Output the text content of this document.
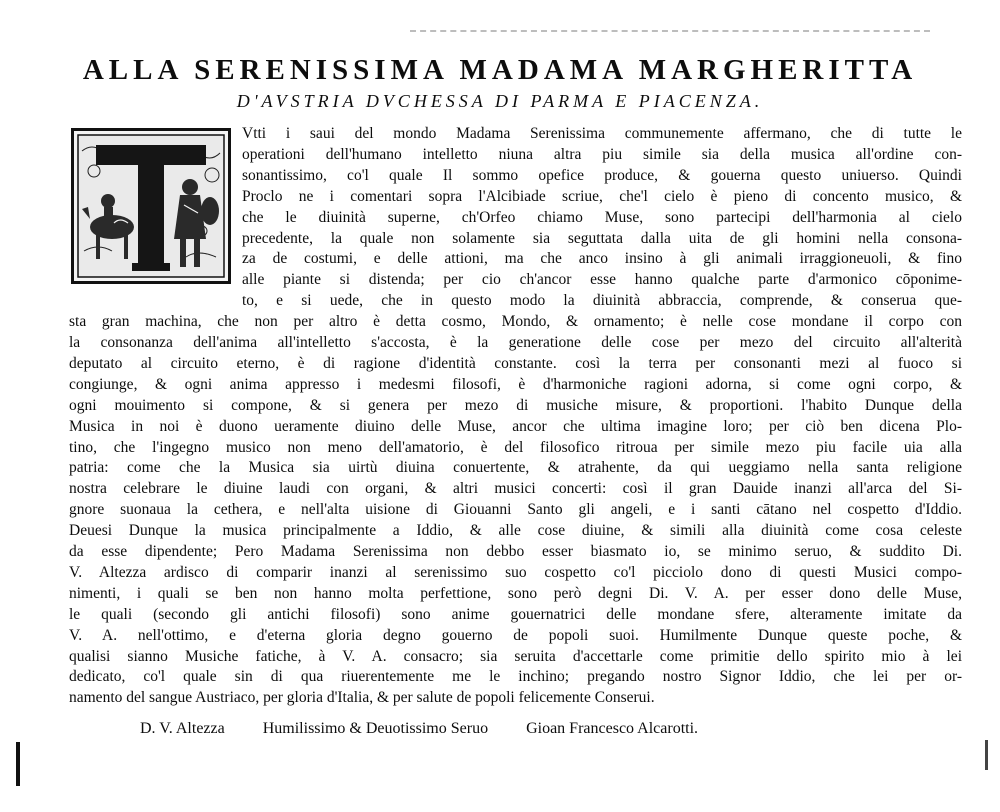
ALLA SERENISSIMA MADAMA MARGHERITTA
D'AVSTRIA DVCHESSA DI PARMA E PIACENZA.
Vtti i saui del mondo Madama Serenissima communemente affermano, che di tutte le
operationi dell'humano intelletto niuna altra piu simile sia della musica all'ordine con-
sonantissimo, co'l quale Il sommo opefice produce, & gouerna questo uniuerso. Quindi
Proclo ne i comentari sopra l'Alcibiade scriue, che'l cielo è pieno di concento musico, &
che le diuinità superne, ch'Orfeo chiamo Muse, sono partecipi dell'harmonia al cielo
precedente, la quale non solamente sia seguttata dalla uita de gli homini nella consona-
za de costumi, e delle attioni, ma che anco insino à gli animali irraggioneuoli, & fino
alle piante si distenda; per cio ch'ancor esse hanno qualche parte d'armonico cōponime-
to, e si uede, che in questo modo la diuinità abbraccia, comprende, & conserua que-
sta gran machina, che non per altro è detta cosmo, Mondo, & ornamento; è nelle cose mondane il corpo con
la consonanza dell'anima all'intelletto s'accosta, è la generatione delle cose per mezo del circuito all'alterità
deputato al circuito eterno, è di ragione d'identità constante. così la terra per consonanti mezi al fuoco si
congiunge, & ogni anima appresso i medesmi filosofi, è d'harmoniche ragioni adorna, si come ogni corpo, &
ogni mouimento si compone, & si genera per mezo di musiche misure, & proportioni. l'habito Dunque della
Musica in noi è duono ueramente diuino delle Muse, ancor che ultima imagine loro; per ciò ben dicena Plo-
tino, che l'ingegno musico non meno dell'amatorio, è del filosofico ritroua per simile mezo piu facile uia alla
patria: come che la Musica sia uirtù diuina conuertente, & atrahente, da qui ueggiamo nella santa religione
nostra celebrare le diuine laudi con organi, & altri musici concerti: così il gran Dauide inanzi all'arca del Si-
gnore suonaua la cethera, e nell'alta uisione di Giouanni Santo gli angeli, e i santi cātano nel cospetto d'Iddio.
Deuesi Dunque la musica principalmente a Iddio, & alle cose diuine, & simili alla diuinità come cosa celeste
da esse dipendente; Pero Madama Serenissima non debbo esser biasmato io, se minimo seruo, & suddito Di.
V. Altezza ardisco di comparir inanzi al serenissimo suo cospetto co'l picciolo dono di questi Musici compo-
nimenti, i quali se ben non hanno molta perfettione, sono però degni Di. V. A. per esser dono delle Muse,
le quali (secondo gli antichi filosofi) sono anime gouernatrici delle mondane sfere, alteramente imitate da
V. A. nell'ottimo, e d'eterna gloria degno gouerno de popoli suoi. Humilmente Dunque queste poche, &
qualisi sianno Musiche fatiche, à V. A. consacro; sia seruita d'accettarle come primitie dello spirito mio à lei
dedicato, co'l quale sin di qua riuerentemente me le inchino; pregando nostro Signor Iddio, che lei per or-
namento del sangue Austriaco, per gloria d'Italia, & per salute de popoli felicemente Conserui.
D. V. Altezza Humilissimo & Deuotissimo Seruo Gioan Francesco Alcarotti.
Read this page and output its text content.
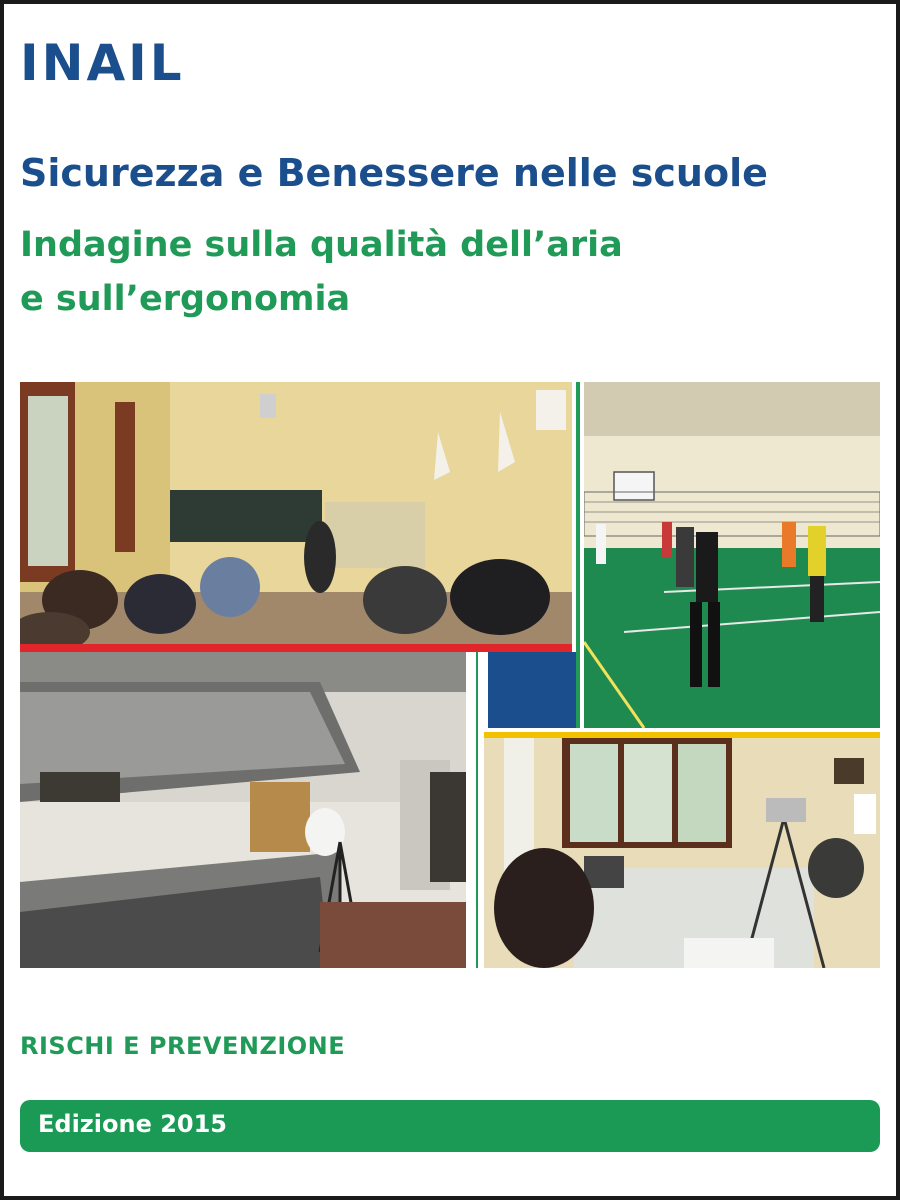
INAIL
Sicurezza e Benessere nelle scuole
Indagine sulla qualità dell’aria
e sull’ergonomia
RISCHI E PREVENZIONE
Edizione 2015
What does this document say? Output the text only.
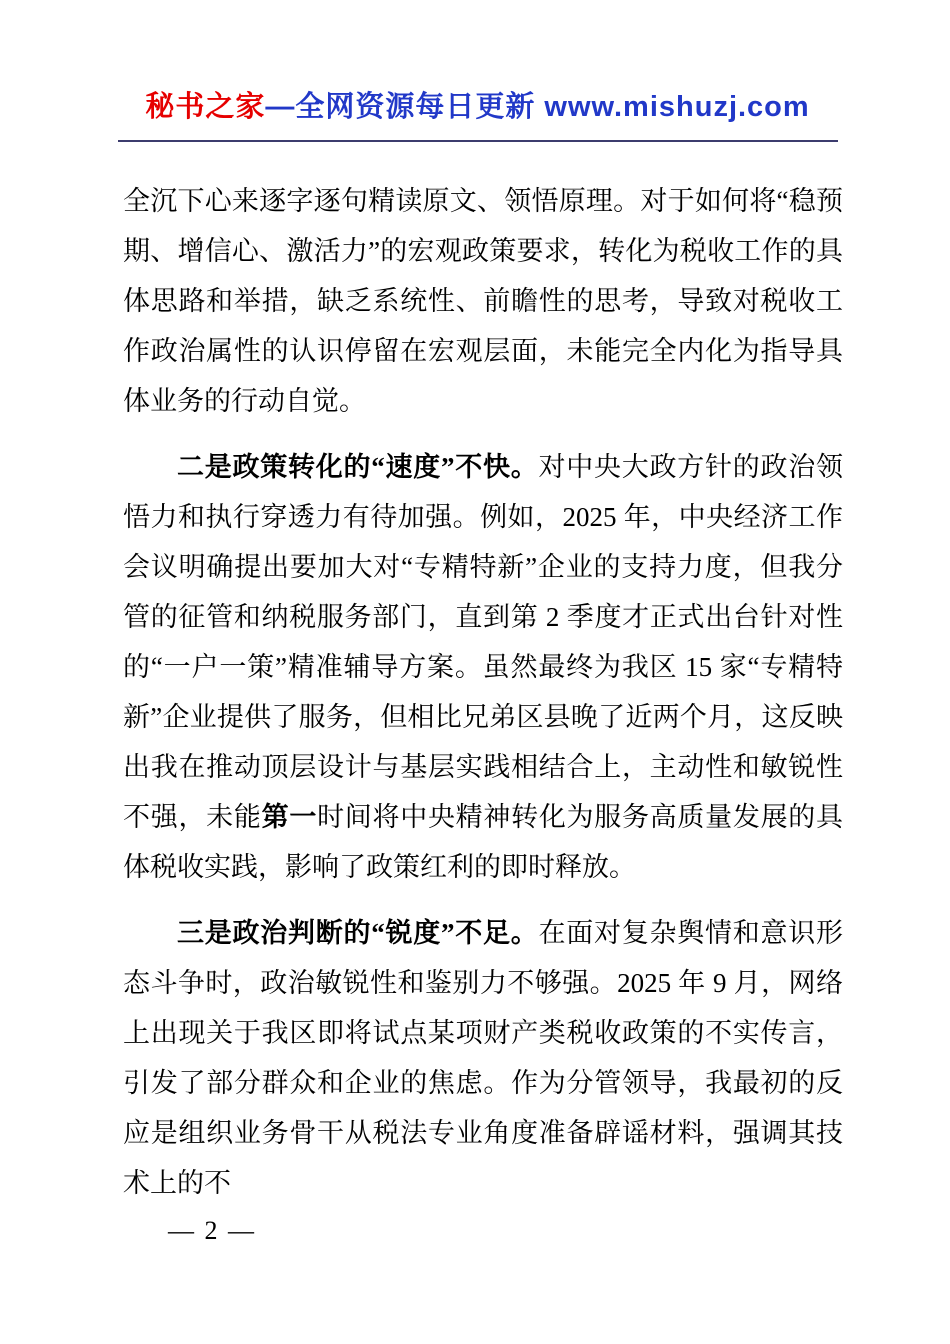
秘书之家—全网资源每日更新 www.mishuzj.com

全沉下心来逐字逐句精读原文、领悟原理。对于如何将“稳预期、增信心、激活力”的宏观政策要求，转化为税收工作的具体思路和举措，缺乏系统性、前瞻性的思考，导致对税收工作政治属性的认识停留在宏观层面，未能完全内化为指导具体业务的行动自觉。

二是政策转化的“速度”不快。对中央大政方针的政治领悟力和执行穿透力有待加强。例如，2025 年，中央经济工作会议明确提出要加大对“专精特新”企业的支持力度，但我分管的征管和纳税服务部门，直到第 2 季度才正式出台针对性的“一户一策”精准辅导方案。虽然最终为我区 15 家“专精特新”企业提供了服务，但相比兄弟区县晚了近两个月，这反映出我在推动顶层设计与基层实践相结合上，主动性和敏锐性不强，未能第一时间将中央精神转化为服务高质量发展的具体税收实践，影响了政策红利的即时释放。

三是政治判断的“锐度”不足。在面对复杂舆情和意识形态斗争时，政治敏锐性和鉴别力不够强。2025 年 9 月，网络上出现关于我区即将试点某项财产类税收政策的不实传言，引发了部分群众和企业的焦虑。作为分管领导，我最初的反应是组织业务骨干从税法专业角度准备辟谣材料，强调其技术上的不

— 2 —
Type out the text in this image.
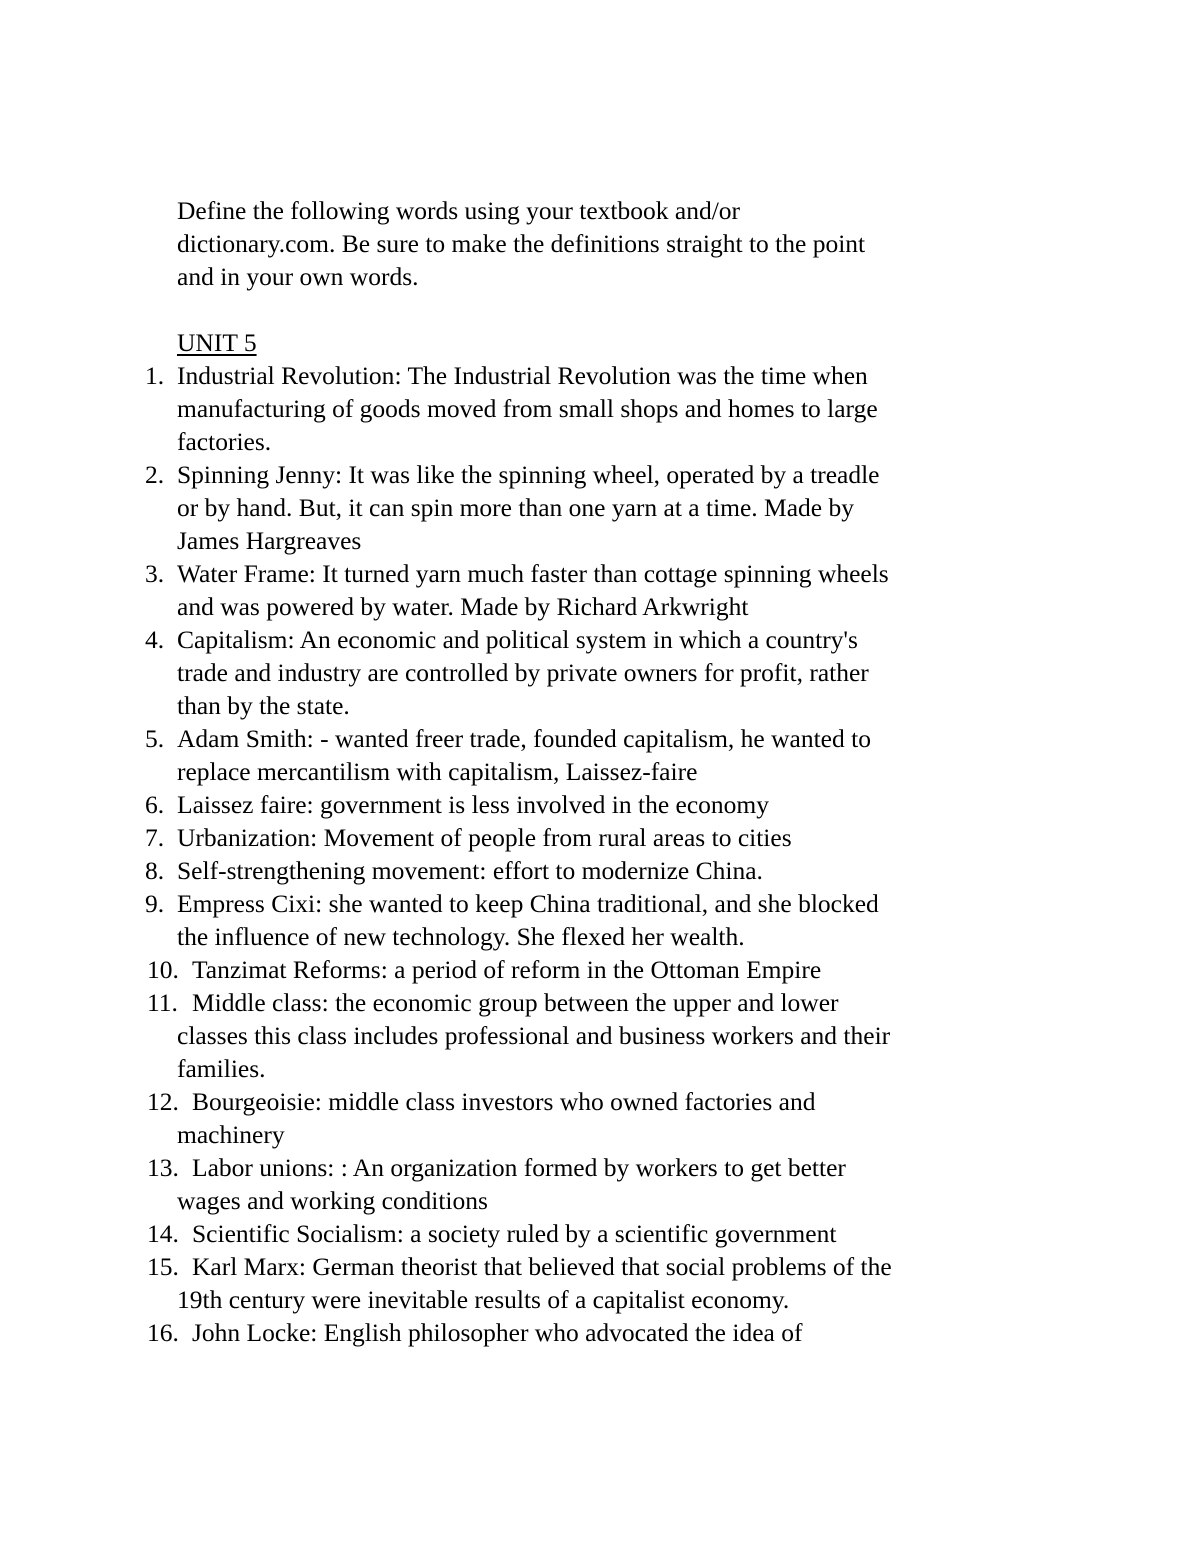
Define the following words using your textbook and/or dictionary.com. Be sure to make the definitions straight to the point and in your own words.

UNIT 5

1. Industrial Revolution: The Industrial Revolution was the time when manufacturing of goods moved from small shops and homes to large factories.
2. Spinning Jenny: It was like the spinning wheel, operated by a treadle or by hand. But, it can spin more than one yarn at a time. Made by James Hargreaves
3. Water Frame: It turned yarn much faster than cottage spinning wheels and was powered by water. Made by Richard Arkwright
4. Capitalism: An economic and political system in which a country's trade and industry are controlled by private owners for profit, rather than by the state.
5. Adam Smith: - wanted freer trade, founded capitalism, he wanted to replace mercantilism with capitalism, Laissez-faire
6. Laissez faire: government is less involved in the economy
7. Urbanization: Movement of people from rural areas to cities
8. Self-strengthening movement: effort to modernize China.
9. Empress Cixi: she wanted to keep China traditional, and she blocked the influence of new technology. She flexed her wealth.
10. Tanzimat Reforms: a period of reform in the Ottoman Empire
11. Middle class: the economic group between the upper and lower classes this class includes professional and business workers and their families.
12. Bourgeoisie: middle class investors who owned factories and machinery
13. Labor unions: : An organization formed by workers to get better wages and working conditions
14. Scientific Socialism: a society ruled by a scientific government
15. Karl Marx: German theorist that believed that social problems of the 19th century were inevitable results of a capitalist economy.
16. John Locke: English philosopher who advocated the idea of
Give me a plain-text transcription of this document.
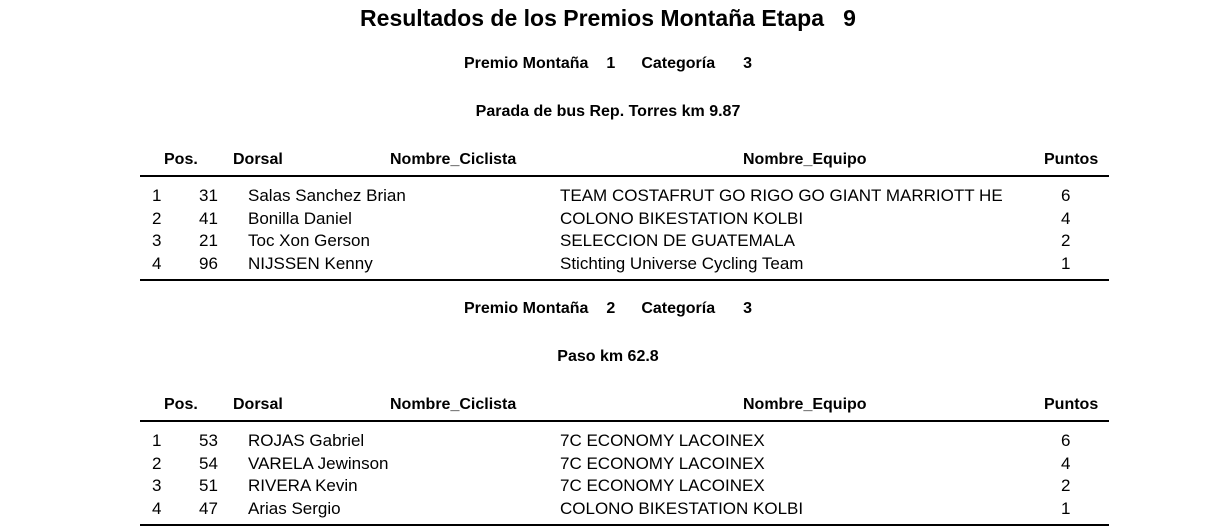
Resultados de los Premios Montaña Etapa   9
Premio Montaña 1 Categoría 3
Parada de bus Rep. Torres km 9.87
Pos. Dorsal	Nombre_Ciclista	Nombre_Equipo	Puntos
1 31 Salas Sanchez Brian	TEAM COSTAFRUT GO RIGO GO GIANT MARRIOTT HE	6
2 41 Bonilla Daniel	COLONO BIKESTATION KOLBI	4
3 21 Toc Xon Gerson	SELECCION DE GUATEMALA	2
4 96 NIJSSEN Kenny	Stichting Universe Cycling Team	1
Premio Montaña 2 Categoría 3
Paso km 62.8
Pos. Dorsal	Nombre_Ciclista	Nombre_Equipo	Puntos
1 53 ROJAS Gabriel	7C ECONOMY LACOINEX	6
2 54 VARELA Jewinson	7C ECONOMY LACOINEX	4
3 51 RIVERA Kevin	7C ECONOMY LACOINEX	2
4 47 Arias Sergio	COLONO BIKESTATION KOLBI	1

◆ **EXERCISE INSTRUCTIONS**:
Filter out every line that lacks the word "ogni", and copy the rest.

◆ **WORKED SOLUTION**:
congiunge, & ogni anima appresso i medesmi filosofi, è d'harmoniche ragioni adorna, si come ogni corpo, &
ogni mouimento si compone, & si genera per mezo di musiche misure, & proportioni. l'habito Dunque della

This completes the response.